What you need to do:
Print the listing in its entirety and exactly, leaving out images.

Material:

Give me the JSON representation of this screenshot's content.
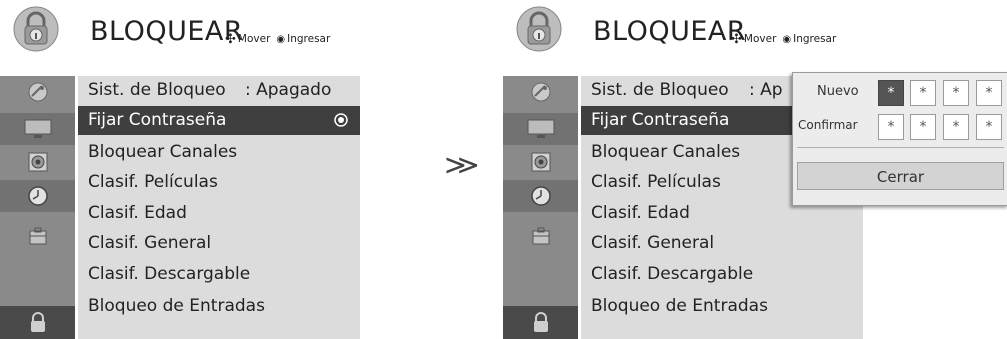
{
  "menu": {
    "title": "BLOQUEAR",
    "hint_move": "Mover",
    "hint_enter": "Ingresar",
    "items": [
      {
        "label": "Sist. de Bloqueo",
        "value": ": Apagado"
      },
      {
        "label": "Fijar Contraseña"
      },
      {
        "label": "Bloquear Canales"
      },
      {
        "label": "Clasif. Películas"
      },
      {
        "label": "Clasif. Edad"
      },
      {
        "label": "Clasif. General"
      },
      {
        "label": "Clasif. Descargable"
      },
      {
        "label": "Bloqueo de Entradas"
      }
    ],
    "truncated_value": ": Ap"
  },
  "popup": {
    "new_label": "Nuevo",
    "confirm_label": "Confirmar",
    "new_digits": [
      "*",
      "*",
      "*",
      "*"
    ],
    "confirm_digits": [
      "*",
      "*",
      "*",
      "*"
    ],
    "close_label": "Cerrar"
  },
  "separator": "≫",
  "icons": [
    "lock-icon",
    "satellite-icon",
    "tv-icon",
    "speaker-icon",
    "clock-icon",
    "briefcase-icon",
    "lock-icon"
  ],
  "colors": {
    "highlight": "#3f3f3f",
    "menu_bg": "#dcdcdc",
    "sidebar": "#8a8a8a",
    "sidebar_selected": "#4a4a4a"
  }
}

Completed task:
Give me the JSON representation of this screenshot's content.
{
  "menu": {
    "title": "BLOQUEAR",
    "hint_move": "Mover",
    "hint_enter": "Ingresar",
    "items": [
      {
        "label": "Sist. de Bloqueo",
        "value": ": Apagado"
      },
      {
        "label": "Fijar Contraseña"
      },
      {
        "label": "Bloquear Canales"
      },
      {
        "label": "Clasif. Películas"
      },
      {
        "label": "Clasif. Edad"
      },
      {
        "label": "Clasif. General"
      },
      {
        "label": "Clasif. Descargable"
      },
      {
        "label": "Bloqueo de Entradas"
      }
    ],
    "truncated_value": ": Ap"
  },
  "popup": {
    "new_label": "Nuevo",
    "confirm_label": "Confirmar",
    "new_digits": [
      "*",
      "*",
      "*",
      "*"
    ],
    "confirm_digits": [
      "*",
      "*",
      "*",
      "*"
    ],
    "close_label": "Cerrar"
  },
  "separator": "≫",
  "icons": [
    "lock-icon",
    "satellite-icon",
    "tv-icon",
    "speaker-icon",
    "clock-icon",
    "briefcase-icon",
    "lock-icon"
  ],
  "colors": {
    "highlight": "#3f3f3f",
    "menu_bg": "#dcdcdc",
    "sidebar": "#8a8a8a",
    "sidebar_selected": "#4a4a4a"
  }
}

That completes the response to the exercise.